── Dataset excerpts ──

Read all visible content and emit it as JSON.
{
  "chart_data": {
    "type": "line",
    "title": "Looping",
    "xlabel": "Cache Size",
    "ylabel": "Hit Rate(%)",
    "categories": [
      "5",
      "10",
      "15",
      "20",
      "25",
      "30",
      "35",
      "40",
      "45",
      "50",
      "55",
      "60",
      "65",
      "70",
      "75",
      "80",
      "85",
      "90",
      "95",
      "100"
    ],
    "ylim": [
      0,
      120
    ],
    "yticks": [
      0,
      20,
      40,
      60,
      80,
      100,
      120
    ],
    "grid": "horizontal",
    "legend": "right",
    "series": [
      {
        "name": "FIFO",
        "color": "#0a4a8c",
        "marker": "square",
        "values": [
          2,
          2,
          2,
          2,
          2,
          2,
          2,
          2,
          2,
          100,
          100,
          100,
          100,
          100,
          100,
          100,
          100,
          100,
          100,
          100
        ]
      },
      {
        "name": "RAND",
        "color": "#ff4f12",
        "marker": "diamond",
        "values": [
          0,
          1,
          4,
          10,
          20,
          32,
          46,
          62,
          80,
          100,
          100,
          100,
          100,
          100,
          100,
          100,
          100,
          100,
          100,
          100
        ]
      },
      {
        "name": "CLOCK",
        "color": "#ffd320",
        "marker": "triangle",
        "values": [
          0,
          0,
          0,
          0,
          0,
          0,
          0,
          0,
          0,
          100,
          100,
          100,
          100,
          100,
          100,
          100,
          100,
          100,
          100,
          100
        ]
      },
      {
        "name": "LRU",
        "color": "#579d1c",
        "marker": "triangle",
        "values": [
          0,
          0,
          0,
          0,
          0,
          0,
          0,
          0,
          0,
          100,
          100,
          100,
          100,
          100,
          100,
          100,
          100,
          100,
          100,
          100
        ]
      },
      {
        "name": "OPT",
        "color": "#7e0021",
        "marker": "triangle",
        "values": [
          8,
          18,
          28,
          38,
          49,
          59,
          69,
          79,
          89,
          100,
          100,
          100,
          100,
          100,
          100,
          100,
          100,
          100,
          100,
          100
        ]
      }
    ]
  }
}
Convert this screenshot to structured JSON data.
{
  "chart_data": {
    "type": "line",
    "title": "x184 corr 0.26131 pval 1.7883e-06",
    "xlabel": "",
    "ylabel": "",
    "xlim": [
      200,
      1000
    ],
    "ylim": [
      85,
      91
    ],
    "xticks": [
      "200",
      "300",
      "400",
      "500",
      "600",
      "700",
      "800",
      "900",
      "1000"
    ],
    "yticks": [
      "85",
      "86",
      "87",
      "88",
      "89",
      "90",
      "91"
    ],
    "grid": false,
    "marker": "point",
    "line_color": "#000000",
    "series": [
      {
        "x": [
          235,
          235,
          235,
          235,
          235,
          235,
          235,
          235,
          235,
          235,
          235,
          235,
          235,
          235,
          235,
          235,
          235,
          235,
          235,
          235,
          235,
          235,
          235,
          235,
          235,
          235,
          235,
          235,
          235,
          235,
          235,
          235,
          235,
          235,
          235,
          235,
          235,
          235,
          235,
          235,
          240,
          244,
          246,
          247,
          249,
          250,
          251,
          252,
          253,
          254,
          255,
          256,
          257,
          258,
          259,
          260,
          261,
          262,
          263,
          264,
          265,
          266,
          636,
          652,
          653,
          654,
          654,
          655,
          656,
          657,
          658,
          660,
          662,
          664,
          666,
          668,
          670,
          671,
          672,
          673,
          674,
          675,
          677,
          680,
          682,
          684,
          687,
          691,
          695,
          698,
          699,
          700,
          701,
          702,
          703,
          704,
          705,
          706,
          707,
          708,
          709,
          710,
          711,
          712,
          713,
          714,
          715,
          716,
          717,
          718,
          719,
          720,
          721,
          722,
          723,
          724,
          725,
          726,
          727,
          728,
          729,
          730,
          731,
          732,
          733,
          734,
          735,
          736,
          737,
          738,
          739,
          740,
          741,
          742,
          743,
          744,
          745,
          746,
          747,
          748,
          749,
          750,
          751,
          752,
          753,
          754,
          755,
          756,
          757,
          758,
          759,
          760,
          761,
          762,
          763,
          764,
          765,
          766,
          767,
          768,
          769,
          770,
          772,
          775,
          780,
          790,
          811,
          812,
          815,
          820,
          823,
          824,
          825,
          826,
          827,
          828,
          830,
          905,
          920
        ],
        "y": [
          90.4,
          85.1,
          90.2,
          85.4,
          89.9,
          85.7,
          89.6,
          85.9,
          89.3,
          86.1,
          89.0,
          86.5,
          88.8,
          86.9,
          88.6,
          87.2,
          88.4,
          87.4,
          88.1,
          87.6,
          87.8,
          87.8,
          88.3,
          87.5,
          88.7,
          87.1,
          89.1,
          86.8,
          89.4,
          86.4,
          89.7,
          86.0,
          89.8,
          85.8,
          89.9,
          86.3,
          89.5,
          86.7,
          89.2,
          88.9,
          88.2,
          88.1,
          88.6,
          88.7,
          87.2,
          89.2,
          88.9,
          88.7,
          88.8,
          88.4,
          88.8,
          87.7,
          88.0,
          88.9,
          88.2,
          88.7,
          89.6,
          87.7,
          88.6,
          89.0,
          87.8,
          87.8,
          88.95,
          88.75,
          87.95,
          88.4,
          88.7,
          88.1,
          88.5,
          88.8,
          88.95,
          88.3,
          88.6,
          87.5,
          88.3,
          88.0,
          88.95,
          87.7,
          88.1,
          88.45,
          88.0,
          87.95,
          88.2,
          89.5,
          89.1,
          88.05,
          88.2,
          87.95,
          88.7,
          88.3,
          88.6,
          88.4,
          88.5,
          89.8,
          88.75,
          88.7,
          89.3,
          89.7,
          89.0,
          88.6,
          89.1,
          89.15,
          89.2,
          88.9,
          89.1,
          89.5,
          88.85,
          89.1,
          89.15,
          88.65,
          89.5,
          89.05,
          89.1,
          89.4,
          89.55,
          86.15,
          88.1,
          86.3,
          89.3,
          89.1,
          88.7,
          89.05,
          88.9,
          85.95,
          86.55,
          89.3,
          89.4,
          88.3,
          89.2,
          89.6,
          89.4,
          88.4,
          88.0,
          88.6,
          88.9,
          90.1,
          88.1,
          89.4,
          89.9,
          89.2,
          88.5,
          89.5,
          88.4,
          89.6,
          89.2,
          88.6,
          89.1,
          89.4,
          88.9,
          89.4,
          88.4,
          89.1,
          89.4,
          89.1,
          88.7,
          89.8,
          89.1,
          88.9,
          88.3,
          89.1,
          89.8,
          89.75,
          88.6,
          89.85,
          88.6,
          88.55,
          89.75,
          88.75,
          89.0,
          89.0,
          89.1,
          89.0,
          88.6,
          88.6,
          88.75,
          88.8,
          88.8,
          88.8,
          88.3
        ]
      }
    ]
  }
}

───

#### [Given request]
Using the listing, copy every line where the word "name" shows up.

#### [Exercise response]
        "name": "FIFO",
        "name": "RAND",
        "name": "CLOCK",
        "name": "LRU",
        "name": "OPT",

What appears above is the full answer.